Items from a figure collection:

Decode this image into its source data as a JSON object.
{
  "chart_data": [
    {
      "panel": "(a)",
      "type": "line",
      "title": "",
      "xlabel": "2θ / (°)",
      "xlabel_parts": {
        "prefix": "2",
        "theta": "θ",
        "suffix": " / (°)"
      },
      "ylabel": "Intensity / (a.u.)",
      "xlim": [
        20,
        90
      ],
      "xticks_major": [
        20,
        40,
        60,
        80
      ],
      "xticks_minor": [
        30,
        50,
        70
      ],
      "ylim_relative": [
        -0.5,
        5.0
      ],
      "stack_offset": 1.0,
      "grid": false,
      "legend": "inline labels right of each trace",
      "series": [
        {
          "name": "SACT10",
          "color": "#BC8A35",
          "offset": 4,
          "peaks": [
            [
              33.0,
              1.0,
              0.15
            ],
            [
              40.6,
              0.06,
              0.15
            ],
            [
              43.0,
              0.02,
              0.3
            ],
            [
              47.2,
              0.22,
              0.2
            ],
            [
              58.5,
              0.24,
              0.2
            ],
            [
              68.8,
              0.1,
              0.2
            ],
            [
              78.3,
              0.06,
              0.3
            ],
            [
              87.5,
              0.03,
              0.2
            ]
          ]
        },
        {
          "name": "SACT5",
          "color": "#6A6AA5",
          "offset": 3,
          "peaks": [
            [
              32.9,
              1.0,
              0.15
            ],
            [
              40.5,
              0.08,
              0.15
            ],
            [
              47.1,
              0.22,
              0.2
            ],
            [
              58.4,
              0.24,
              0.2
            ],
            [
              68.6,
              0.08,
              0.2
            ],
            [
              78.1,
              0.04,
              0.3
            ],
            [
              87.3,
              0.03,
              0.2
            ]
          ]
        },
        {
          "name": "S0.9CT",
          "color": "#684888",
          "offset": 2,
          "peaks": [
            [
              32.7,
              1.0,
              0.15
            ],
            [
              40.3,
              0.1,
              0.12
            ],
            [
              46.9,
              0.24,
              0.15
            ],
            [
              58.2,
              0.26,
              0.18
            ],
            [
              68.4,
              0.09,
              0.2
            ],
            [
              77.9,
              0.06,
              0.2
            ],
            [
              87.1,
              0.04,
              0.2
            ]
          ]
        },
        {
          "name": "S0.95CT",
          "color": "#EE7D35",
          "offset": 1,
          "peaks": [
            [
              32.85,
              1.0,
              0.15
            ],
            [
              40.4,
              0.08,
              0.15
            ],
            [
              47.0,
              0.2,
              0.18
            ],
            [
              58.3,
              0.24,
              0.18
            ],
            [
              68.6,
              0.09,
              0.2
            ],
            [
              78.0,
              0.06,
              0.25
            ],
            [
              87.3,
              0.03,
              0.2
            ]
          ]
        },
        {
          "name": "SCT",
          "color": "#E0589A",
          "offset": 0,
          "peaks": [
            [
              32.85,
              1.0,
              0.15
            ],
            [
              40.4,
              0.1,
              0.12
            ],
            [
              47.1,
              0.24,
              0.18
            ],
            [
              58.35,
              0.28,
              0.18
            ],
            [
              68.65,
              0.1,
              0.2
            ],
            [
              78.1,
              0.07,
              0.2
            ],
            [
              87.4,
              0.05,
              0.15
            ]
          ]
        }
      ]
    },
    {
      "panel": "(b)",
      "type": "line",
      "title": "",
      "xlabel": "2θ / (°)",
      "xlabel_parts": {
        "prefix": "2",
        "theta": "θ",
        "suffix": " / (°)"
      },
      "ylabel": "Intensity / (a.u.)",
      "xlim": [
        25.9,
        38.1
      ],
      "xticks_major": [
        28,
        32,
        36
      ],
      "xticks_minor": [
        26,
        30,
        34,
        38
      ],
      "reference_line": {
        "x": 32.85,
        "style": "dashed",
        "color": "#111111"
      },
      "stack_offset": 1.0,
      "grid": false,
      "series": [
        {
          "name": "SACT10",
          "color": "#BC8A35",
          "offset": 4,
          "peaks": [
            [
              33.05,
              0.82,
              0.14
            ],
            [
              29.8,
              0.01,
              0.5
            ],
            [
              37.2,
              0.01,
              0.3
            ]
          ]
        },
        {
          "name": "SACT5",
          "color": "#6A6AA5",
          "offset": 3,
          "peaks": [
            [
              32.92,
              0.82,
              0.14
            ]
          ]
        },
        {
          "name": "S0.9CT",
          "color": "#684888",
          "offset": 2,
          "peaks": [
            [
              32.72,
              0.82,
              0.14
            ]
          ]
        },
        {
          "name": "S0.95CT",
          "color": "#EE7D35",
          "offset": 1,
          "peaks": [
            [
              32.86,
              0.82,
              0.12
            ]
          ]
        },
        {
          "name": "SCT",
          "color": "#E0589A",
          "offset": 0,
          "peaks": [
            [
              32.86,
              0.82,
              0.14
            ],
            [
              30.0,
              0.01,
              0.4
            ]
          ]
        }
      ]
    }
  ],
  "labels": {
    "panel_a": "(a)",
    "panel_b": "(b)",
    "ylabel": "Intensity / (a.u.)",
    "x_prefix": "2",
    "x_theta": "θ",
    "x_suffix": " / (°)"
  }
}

PROBLEM DETAILS - Extract the whole listing, character for character.

FINAL RESULT -
Decode this image into its source data as a JSON object.
{
  "chart_data": [
    {
      "panel": "(a)",
      "type": "line",
      "title": "",
      "xlabel": "2θ / (°)",
      "xlabel_parts": {
        "prefix": "2",
        "theta": "θ",
        "suffix": " / (°)"
      },
      "ylabel": "Intensity / (a.u.)",
      "xlim": [
        20,
        90
      ],
      "xticks_major": [
        20,
        40,
        60,
        80
      ],
      "xticks_minor": [
        30,
        50,
        70
      ],
      "ylim_relative": [
        -0.5,
        5.0
      ],
      "stack_offset": 1.0,
      "grid": false,
      "legend": "inline labels right of each trace",
      "series": [
        {
          "name": "SACT10",
          "color": "#BC8A35",
          "offset": 4,
          "peaks": [
            [
              33.0,
              1.0,
              0.15
            ],
            [
              40.6,
              0.06,
              0.15
            ],
            [
              43.0,
              0.02,
              0.3
            ],
            [
              47.2,
              0.22,
              0.2
            ],
            [
              58.5,
              0.24,
              0.2
            ],
            [
              68.8,
              0.1,
              0.2
            ],
            [
              78.3,
              0.06,
              0.3
            ],
            [
              87.5,
              0.03,
              0.2
            ]
          ]
        },
        {
          "name": "SACT5",
          "color": "#6A6AA5",
          "offset": 3,
          "peaks": [
            [
              32.9,
              1.0,
              0.15
            ],
            [
              40.5,
              0.08,
              0.15
            ],
            [
              47.1,
              0.22,
              0.2
            ],
            [
              58.4,
              0.24,
              0.2
            ],
            [
              68.6,
              0.08,
              0.2
            ],
            [
              78.1,
              0.04,
              0.3
            ],
            [
              87.3,
              0.03,
              0.2
            ]
          ]
        },
        {
          "name": "S0.9CT",
          "color": "#684888",
          "offset": 2,
          "peaks": [
            [
              32.7,
              1.0,
              0.15
            ],
            [
              40.3,
              0.1,
              0.12
            ],
            [
              46.9,
              0.24,
              0.15
            ],
            [
              58.2,
              0.26,
              0.18
            ],
            [
              68.4,
              0.09,
              0.2
            ],
            [
              77.9,
              0.06,
              0.2
            ],
            [
              87.1,
              0.04,
              0.2
            ]
          ]
        },
        {
          "name": "S0.95CT",
          "color": "#EE7D35",
          "offset": 1,
          "peaks": [
            [
              32.85,
              1.0,
              0.15
            ],
            [
              40.4,
              0.08,
              0.15
            ],
            [
              47.0,
              0.2,
              0.18
            ],
            [
              58.3,
              0.24,
              0.18
            ],
            [
              68.6,
              0.09,
              0.2
            ],
            [
              78.0,
              0.06,
              0.25
            ],
            [
              87.3,
              0.03,
              0.2
            ]
          ]
        },
        {
          "name": "SCT",
          "color": "#E0589A",
          "offset": 0,
          "peaks": [
            [
              32.85,
              1.0,
              0.15
            ],
            [
              40.4,
              0.1,
              0.12
            ],
            [
              47.1,
              0.24,
              0.18
            ],
            [
              58.35,
              0.28,
              0.18
            ],
            [
              68.65,
              0.1,
              0.2
            ],
            [
              78.1,
              0.07,
              0.2
            ],
            [
              87.4,
              0.05,
              0.15
            ]
          ]
        }
      ]
    },
    {
      "panel": "(b)",
      "type": "line",
      "title": "",
      "xlabel": "2θ / (°)",
      "xlabel_parts": {
        "prefix": "2",
        "theta": "θ",
        "suffix": " / (°)"
      },
      "ylabel": "Intensity / (a.u.)",
      "xlim": [
        25.9,
        38.1
      ],
      "xticks_major": [
        28,
        32,
        36
      ],
      "xticks_minor": [
        26,
        30,
        34,
        38
      ],
      "reference_line": {
        "x": 32.85,
        "style": "dashed",
        "color": "#111111"
      },
      "stack_offset": 1.0,
      "grid": false,
      "series": [
        {
          "name": "SACT10",
          "color": "#BC8A35",
          "offset": 4,
          "peaks": [
            [
              33.05,
              0.82,
              0.14
            ],
            [
              29.8,
              0.01,
              0.5
            ],
            [
              37.2,
              0.01,
              0.3
            ]
          ]
        },
        {
          "name": "SACT5",
          "color": "#6A6AA5",
          "offset": 3,
          "peaks": [
            [
              32.92,
              0.82,
              0.14
            ]
          ]
        },
        {
          "name": "S0.9CT",
          "color": "#684888",
          "offset": 2,
          "peaks": [
            [
              32.72,
              0.82,
              0.14
            ]
          ]
        },
        {
          "name": "S0.95CT",
          "color": "#EE7D35",
          "offset": 1,
          "peaks": [
            [
              32.86,
              0.82,
              0.12
            ]
          ]
        },
        {
          "name": "SCT",
          "color": "#E0589A",
          "offset": 0,
          "peaks": [
            [
              32.86,
              0.82,
              0.14
            ],
            [
              30.0,
              0.01,
              0.4
            ]
          ]
        }
      ]
    }
  ],
  "labels": {
    "panel_a": "(a)",
    "panel_b": "(b)",
    "ylabel": "Intensity / (a.u.)",
    "x_prefix": "2",
    "x_theta": "θ",
    "x_suffix": " / (°)"
  }
}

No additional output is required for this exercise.